__EXERCISE DESCRIPTION__.
Repeat the records verbatim and leave the pictures out of your copy.

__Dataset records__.
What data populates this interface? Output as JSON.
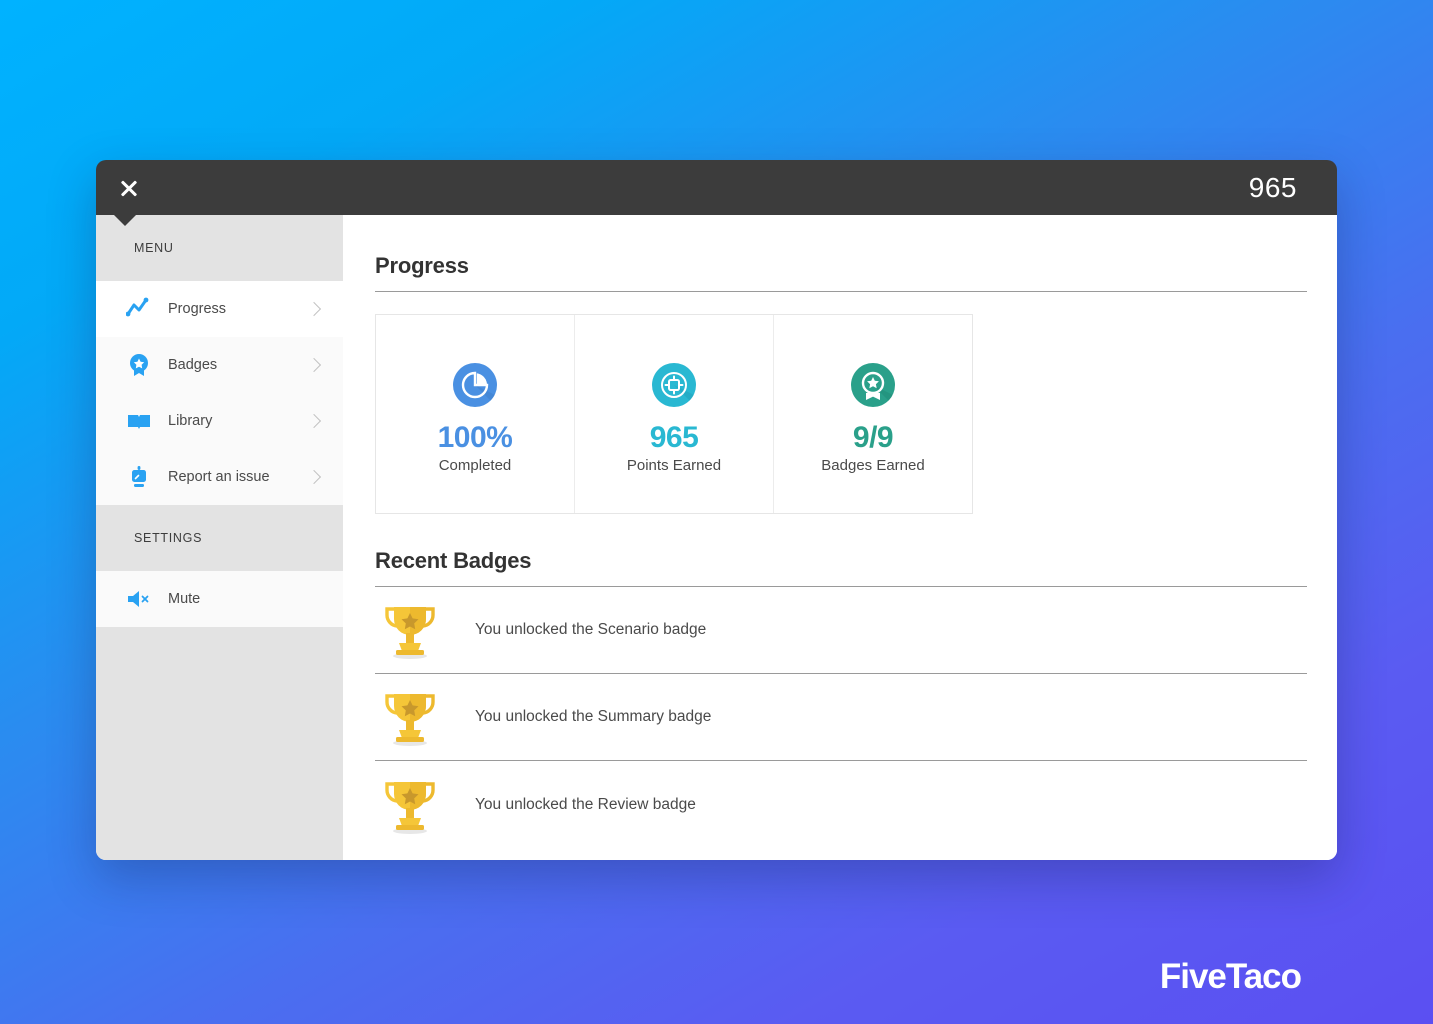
{
  "titlebar": {
    "close_icon": "close-icon",
    "score": "965"
  },
  "sidebar": {
    "sections": [
      {
        "header": "MENU",
        "items": [
          {
            "label": "Progress",
            "icon": "line-chart-icon"
          },
          {
            "label": "Badges",
            "icon": "award-ribbon-icon"
          },
          {
            "label": "Library",
            "icon": "open-book-icon"
          },
          {
            "label": "Report an issue",
            "icon": "report-issue-icon"
          }
        ]
      },
      {
        "header": "SETTINGS",
        "items": [
          {
            "label": "Mute",
            "icon": "speaker-mute-icon"
          }
        ]
      }
    ]
  },
  "main": {
    "progress": {
      "title": "Progress",
      "stats": [
        {
          "value": "100%",
          "label": "Completed",
          "icon": "pie-chart-icon",
          "color": "#4a90e2"
        },
        {
          "value": "965",
          "label": "Points Earned",
          "icon": "target-coin-icon",
          "color": "#29b8d2"
        },
        {
          "value": "9/9",
          "label": "Badges Earned",
          "icon": "award-medal-icon",
          "color": "#2aa08a"
        }
      ]
    },
    "recent_badges": {
      "title": "Recent Badges",
      "items": [
        {
          "text": "You unlocked the Scenario badge",
          "icon": "trophy-icon"
        },
        {
          "text": "You unlocked the Summary badge",
          "icon": "trophy-icon"
        },
        {
          "text": "You unlocked the Review badge",
          "icon": "trophy-icon"
        }
      ]
    }
  },
  "watermark": {
    "text": "FiveTaco"
  },
  "colors": {
    "accent_blue": "#29a2f2",
    "titlebar": "#3c3c3c",
    "sidebar_gray": "#e3e3e3",
    "bg_top": "#00b2ff",
    "bg_bottom": "#5b4ff2"
  }
}
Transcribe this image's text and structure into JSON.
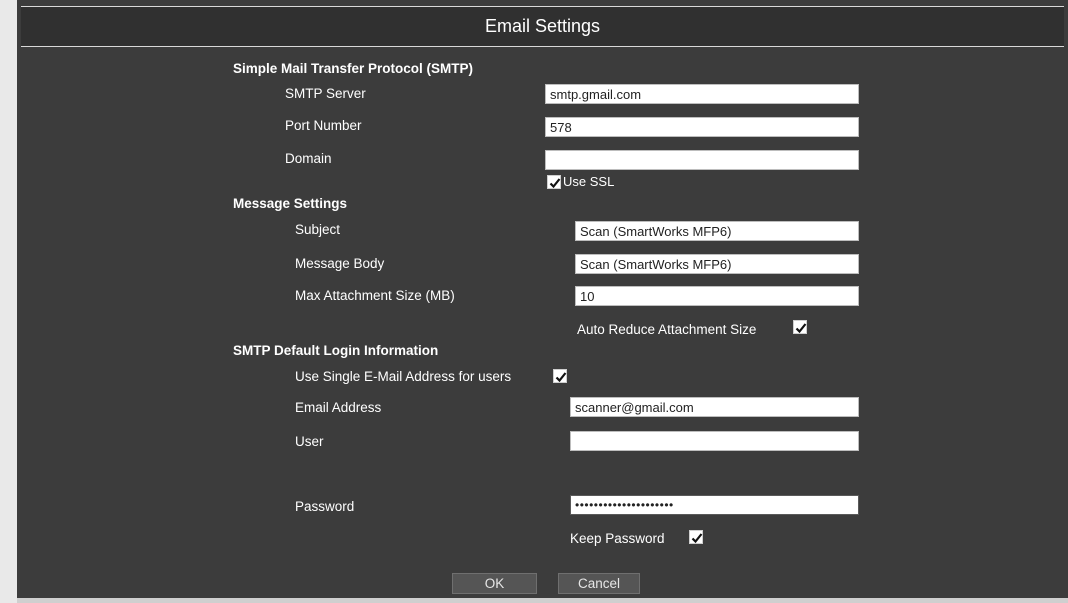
{
  "dialog": {
    "title": "Email Settings"
  },
  "smtp": {
    "heading": "Simple Mail Transfer Protocol (SMTP)",
    "server_label": "SMTP Server",
    "server_value": "smtp.gmail.com",
    "port_label": "Port Number",
    "port_value": "578",
    "domain_label": "Domain",
    "domain_value": "",
    "ssl_label": "Use SSL",
    "ssl_checked": true
  },
  "message": {
    "heading": "Message Settings",
    "subject_label": "Subject",
    "subject_value": "Scan (SmartWorks MFP6)",
    "body_label": "Message Body",
    "body_value": "Scan (SmartWorks MFP6)",
    "max_size_label": "Max Attachment Size (MB)",
    "max_size_value": "10",
    "auto_reduce_label": "Auto Reduce Attachment Size",
    "auto_reduce_checked": true
  },
  "login": {
    "heading": "SMTP Default Login Information",
    "single_email_label": "Use Single E-Mail Address for users",
    "single_email_checked": true,
    "email_label": "Email Address",
    "email_value": "scanner@gmail.com",
    "user_label": "User",
    "user_value": "",
    "password_label": "Password",
    "password_value": "•••••••••••••••••••••",
    "keep_password_label": "Keep Password",
    "keep_password_checked": true
  },
  "buttons": {
    "ok": "OK",
    "cancel": "Cancel"
  }
}
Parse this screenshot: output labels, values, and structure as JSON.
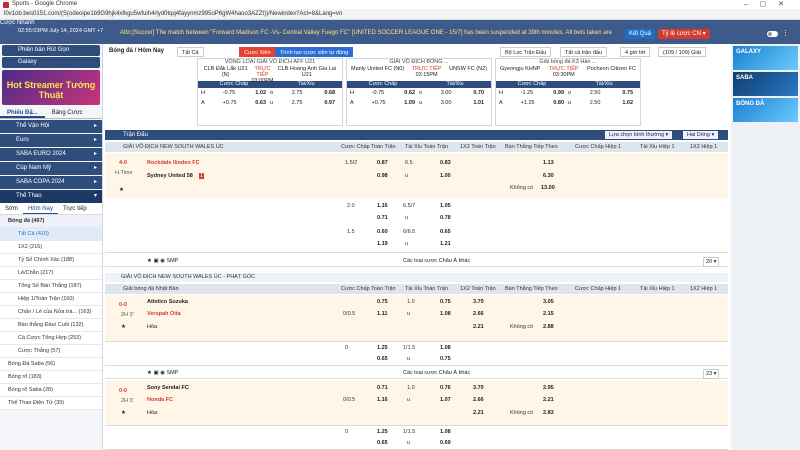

__COMPLETED EXERCISE__.
What data populates this interface? Output as JSON.
{
  "titlebar": {
    "close_icon": "close-icon",
    "score": "965"
  },
  "sidebar": {
    "sections": [
      {
        "header": "MENU",
        "items": [
          {
            "label": "Progress",
            "icon": "line-chart-icon"
          },
          {
            "label": "Badges",
            "icon": "award-ribbon-icon"
          },
          {
            "label": "Library",
            "icon": "open-book-icon"
          },
          {
            "label": "Report an issue",
            "icon": "report-issue-icon"
          }
        ]
      },
      {
        "header": "SETTINGS",
        "items": [
          {
            "label": "Mute",
            "icon": "speaker-mute-icon"
          }
        ]
      }
    ]
  },
  "main": {
    "progress": {
      "title": "Progress",
      "stats": [
        {
          "value": "100%",
          "label": "Completed",
          "icon": "pie-chart-icon",
          "color": "#4a90e2"
        },
        {
          "value": "965",
          "label": "Points Earned",
          "icon": "target-coin-icon",
          "color": "#29b8d2"
        },
        {
          "value": "9/9",
          "label": "Badges Earned",
          "icon": "award-medal-icon",
          "color": "#2aa08a"
        }
      ]
    },
    "recent_badges": {
      "title": "Recent Badges",
      "items": [
        {
          "text": "You unlocked the Scenario badge",
          "icon": "trophy-icon"
        },
        {
          "text": "You unlocked the Summary badge",
          "icon": "trophy-icon"
        },
        {
          "text": "You unlocked the Review badge",
          "icon": "trophy-icon"
        }
      ]
    }
  },
  "watermark": {
    "text": "FiveTaco"
  },
  "colors": {
    "accent_blue": "#29a2f2",
    "titlebar": "#3c3c3c",
    "sidebar_gray": "#e3e3e3",
    "bg_top": "#00b2ff",
    "bg_bottom": "#5b4ff2"
  }
}
Transcribe this image's text and structure into JSON.
{
  "dialog": {
    "title": "Email Settings"
  },
  "smtp": {
    "heading": "Simple Mail Transfer Protocol (SMTP)",
    "server_label": "SMTP Server",
    "server_value": "smtp.gmail.com",
    "port_label": "Port Number",
    "port_value": "578",
    "domain_label": "Domain",
    "domain_value": "",
    "ssl_label": "Use SSL",
    "ssl_checked": true
  },
  "message": {
    "heading": "Message Settings",
    "subject_label": "Subject",
    "subject_value": "Scan (SmartWorks MFP6)",
    "body_label": "Message Body",
    "body_value": "Scan (SmartWorks MFP6)",
    "max_size_label": "Max Attachment Size (MB)",
    "max_size_value": "10",
    "auto_reduce_label": "Auto Reduce Attachment Size",
    "auto_reduce_checked": true
  },
  "login": {
    "heading": "SMTP Default Login Information",
    "single_email_label": "Use Single E-Mail Address for users",
    "single_email_checked": true,
    "email_label": "Email Address",
    "email_value": "scanner@gmail.com",
    "user_label": "User",
    "user_value": "",
    "password_label": "Password",
    "password_value": "•••••••••••••••••••••",
    "keep_password_label": "Keep Password",
    "keep_password_checked": true
  },
  "buttons": {
    "ok": "OK",
    "cancel": "Cancel"
  }
}
Parse this screenshot: output labels, values, and structure as JSON.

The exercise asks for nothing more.